Read the lines below. Copy out any that hold the string "Wśród".
Start
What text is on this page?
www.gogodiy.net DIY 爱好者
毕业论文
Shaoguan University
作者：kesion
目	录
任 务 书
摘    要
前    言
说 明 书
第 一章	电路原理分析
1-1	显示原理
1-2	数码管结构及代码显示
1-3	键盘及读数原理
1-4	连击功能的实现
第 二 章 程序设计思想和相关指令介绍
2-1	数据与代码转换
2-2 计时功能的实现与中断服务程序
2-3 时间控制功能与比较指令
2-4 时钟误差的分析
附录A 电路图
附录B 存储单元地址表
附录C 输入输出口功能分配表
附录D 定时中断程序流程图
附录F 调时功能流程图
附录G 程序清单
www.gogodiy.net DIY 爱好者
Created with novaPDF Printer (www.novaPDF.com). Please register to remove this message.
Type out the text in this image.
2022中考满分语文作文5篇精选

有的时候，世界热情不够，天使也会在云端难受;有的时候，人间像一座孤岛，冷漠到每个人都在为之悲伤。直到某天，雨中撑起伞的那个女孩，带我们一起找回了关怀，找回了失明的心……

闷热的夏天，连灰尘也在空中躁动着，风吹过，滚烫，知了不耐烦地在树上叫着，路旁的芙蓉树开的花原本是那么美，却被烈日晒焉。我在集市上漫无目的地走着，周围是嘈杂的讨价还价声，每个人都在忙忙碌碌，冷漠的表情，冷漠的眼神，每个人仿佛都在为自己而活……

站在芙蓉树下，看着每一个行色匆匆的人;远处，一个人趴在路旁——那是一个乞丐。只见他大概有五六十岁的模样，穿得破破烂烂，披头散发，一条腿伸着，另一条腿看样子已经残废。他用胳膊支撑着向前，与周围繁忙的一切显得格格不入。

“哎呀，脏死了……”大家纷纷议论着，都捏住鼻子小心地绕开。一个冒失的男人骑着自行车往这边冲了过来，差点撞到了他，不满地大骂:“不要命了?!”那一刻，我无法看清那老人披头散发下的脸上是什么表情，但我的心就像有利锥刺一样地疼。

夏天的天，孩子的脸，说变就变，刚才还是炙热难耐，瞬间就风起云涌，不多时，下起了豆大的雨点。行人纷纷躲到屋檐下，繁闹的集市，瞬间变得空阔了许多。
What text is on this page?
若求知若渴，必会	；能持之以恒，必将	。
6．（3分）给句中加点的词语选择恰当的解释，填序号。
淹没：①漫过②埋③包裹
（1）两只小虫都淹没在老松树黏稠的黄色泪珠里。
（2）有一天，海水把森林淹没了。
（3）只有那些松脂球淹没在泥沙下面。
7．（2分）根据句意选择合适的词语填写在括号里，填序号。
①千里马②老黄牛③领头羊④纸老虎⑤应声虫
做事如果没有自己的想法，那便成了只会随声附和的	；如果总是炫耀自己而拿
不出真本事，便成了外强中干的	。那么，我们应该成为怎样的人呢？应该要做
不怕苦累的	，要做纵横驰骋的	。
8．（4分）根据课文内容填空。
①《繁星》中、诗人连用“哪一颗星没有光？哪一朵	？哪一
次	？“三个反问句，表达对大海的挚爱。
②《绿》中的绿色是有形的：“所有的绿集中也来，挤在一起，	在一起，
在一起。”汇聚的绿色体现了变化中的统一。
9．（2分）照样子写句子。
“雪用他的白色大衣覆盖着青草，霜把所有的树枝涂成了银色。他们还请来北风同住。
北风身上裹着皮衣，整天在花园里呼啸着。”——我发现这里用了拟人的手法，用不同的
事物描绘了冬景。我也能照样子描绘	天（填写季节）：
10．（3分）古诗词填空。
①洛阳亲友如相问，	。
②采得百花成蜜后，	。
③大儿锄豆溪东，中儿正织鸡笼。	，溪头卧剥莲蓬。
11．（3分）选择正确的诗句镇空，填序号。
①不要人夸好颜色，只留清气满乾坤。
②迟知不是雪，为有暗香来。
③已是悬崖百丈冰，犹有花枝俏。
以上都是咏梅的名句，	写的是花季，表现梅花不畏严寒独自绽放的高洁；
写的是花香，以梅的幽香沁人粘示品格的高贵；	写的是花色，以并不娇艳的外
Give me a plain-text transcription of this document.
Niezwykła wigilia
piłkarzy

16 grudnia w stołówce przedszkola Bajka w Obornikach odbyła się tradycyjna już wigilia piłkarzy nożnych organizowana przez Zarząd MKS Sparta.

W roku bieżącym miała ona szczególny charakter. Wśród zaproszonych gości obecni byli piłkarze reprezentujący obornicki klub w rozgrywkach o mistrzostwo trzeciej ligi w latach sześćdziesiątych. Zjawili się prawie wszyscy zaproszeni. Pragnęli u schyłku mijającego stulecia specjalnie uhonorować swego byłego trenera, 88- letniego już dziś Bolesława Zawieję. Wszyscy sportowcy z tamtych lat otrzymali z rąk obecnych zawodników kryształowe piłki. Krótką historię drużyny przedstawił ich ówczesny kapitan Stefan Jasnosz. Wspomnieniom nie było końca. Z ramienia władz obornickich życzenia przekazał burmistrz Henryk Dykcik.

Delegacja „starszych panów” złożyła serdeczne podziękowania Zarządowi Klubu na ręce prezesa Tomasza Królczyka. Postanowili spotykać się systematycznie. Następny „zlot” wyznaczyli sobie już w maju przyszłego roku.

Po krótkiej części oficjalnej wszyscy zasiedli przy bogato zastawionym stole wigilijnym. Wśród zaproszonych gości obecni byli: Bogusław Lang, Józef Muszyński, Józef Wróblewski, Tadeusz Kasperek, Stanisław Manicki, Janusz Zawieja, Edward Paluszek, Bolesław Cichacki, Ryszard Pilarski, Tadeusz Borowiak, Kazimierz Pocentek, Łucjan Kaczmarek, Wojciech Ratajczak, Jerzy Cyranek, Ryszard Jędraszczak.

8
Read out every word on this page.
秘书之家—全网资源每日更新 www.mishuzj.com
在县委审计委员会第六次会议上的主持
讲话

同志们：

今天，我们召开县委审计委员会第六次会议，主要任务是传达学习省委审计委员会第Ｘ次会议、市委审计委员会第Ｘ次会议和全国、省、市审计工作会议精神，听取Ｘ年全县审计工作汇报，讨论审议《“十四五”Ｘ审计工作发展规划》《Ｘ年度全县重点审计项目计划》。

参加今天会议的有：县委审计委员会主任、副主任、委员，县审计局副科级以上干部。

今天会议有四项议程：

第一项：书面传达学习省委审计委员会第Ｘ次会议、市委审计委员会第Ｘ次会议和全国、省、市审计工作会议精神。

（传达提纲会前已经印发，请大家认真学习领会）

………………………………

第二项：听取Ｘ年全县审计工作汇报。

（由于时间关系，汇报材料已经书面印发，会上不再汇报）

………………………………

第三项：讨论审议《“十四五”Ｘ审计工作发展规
End
**Result for this exercise**
W roku bieżącym miała ona szczególny charakter. Wśród zaproszonych gości obecni byli piłkarze reprezentujący obornicki klub w rozgrywkach o mistrzostwo trzeciej ligi w latach sześćdziesiątych. Zjawili się prawie wszyscy zaproszeni. Pragnęli u schyłku mijającego stulecia specjalnie uhonorować swego byłego trenera, 88- letniego już dziś Bolesława Zawieję. Wszyscy sportowcy z tamtych lat otrzymali z rąk obecnych zawodników kryształowe piłki. Krótką historię drużyny przedstawił ich ówczesny kapitan Stefan Jasnosz. Wspomnieniom nie było końca. Z ramienia władz obornickich życzenia przekazał burmistrz Henryk Dykcik.
Po krótkiej części oficjalnej wszyscy zasiedli przy bogato zastawionym stole wigilijnym. Wśród zaproszonych gości obecni byli: Bogusław Lang, Józef Muszyński, Józef Wróblewski, Tadeusz Kasperek, Stanisław Manicki, Janusz Zawieja, Edward Paluszek, Bolesław Cichacki, Ryszard Pilarski, Tadeusz Borowiak, Kazimierz Pocentek, Łucjan Kaczmarek, Wojciech Ratajczak, Jerzy Cyranek, Ryszard Jędraszczak.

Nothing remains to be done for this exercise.